— Begin —

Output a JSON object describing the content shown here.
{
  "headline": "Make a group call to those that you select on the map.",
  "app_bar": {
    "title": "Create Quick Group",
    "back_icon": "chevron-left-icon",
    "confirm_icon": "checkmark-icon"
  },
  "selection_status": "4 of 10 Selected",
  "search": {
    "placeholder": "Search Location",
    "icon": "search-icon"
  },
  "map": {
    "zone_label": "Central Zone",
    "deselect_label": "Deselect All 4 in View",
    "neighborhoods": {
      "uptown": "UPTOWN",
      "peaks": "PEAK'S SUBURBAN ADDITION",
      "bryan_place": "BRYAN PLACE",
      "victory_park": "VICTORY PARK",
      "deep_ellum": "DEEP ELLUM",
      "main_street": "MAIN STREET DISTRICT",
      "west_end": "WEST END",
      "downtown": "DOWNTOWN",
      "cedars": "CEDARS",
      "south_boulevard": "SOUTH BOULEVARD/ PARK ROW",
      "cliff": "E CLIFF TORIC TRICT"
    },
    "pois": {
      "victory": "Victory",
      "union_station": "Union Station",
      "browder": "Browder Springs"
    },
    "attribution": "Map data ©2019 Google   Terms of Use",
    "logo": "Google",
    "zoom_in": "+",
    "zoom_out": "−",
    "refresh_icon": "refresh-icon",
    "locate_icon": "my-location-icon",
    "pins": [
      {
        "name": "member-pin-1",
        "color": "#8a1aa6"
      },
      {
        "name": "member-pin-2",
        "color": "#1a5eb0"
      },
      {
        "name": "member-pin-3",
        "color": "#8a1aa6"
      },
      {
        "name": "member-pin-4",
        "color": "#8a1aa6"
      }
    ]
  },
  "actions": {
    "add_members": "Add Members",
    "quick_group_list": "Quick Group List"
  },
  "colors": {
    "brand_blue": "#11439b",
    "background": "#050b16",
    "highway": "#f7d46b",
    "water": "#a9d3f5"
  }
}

— End —

#### Problem:
Exact output of every entry is required.

#### Output of the task:
Output a JSON object describing the content shown here.
{
  "headline": "Make a group call to those that you select on the map.",
  "app_bar": {
    "title": "Create Quick Group",
    "back_icon": "chevron-left-icon",
    "confirm_icon": "checkmark-icon"
  },
  "selection_status": "4 of 10 Selected",
  "search": {
    "placeholder": "Search Location",
    "icon": "search-icon"
  },
  "map": {
    "zone_label": "Central Zone",
    "deselect_label": "Deselect All 4 in View",
    "neighborhoods": {
      "uptown": "UPTOWN",
      "peaks": "PEAK'S SUBURBAN ADDITION",
      "bryan_place": "BRYAN PLACE",
      "victory_park": "VICTORY PARK",
      "deep_ellum": "DEEP ELLUM",
      "main_street": "MAIN STREET DISTRICT",
      "west_end": "WEST END",
      "downtown": "DOWNTOWN",
      "cedars": "CEDARS",
      "south_boulevard": "SOUTH BOULEVARD/ PARK ROW",
      "cliff": "E CLIFF TORIC TRICT"
    },
    "pois": {
      "victory": "Victory",
      "union_station": "Union Station",
      "browder": "Browder Springs"
    },
    "attribution": "Map data ©2019 Google   Terms of Use",
    "logo": "Google",
    "zoom_in": "+",
    "zoom_out": "−",
    "refresh_icon": "refresh-icon",
    "locate_icon": "my-location-icon",
    "pins": [
      {
        "name": "member-pin-1",
        "color": "#8a1aa6"
      },
      {
        "name": "member-pin-2",
        "color": "#1a5eb0"
      },
      {
        "name": "member-pin-3",
        "color": "#8a1aa6"
      },
      {
        "name": "member-pin-4",
        "color": "#8a1aa6"
      }
    ]
  },
  "actions": {
    "add_members": "Add Members",
    "quick_group_list": "Quick Group List"
  },
  "colors": {
    "brand_blue": "#11439b",
    "background": "#050b16",
    "highway": "#f7d46b",
    "water": "#a9d3f5"
  }
}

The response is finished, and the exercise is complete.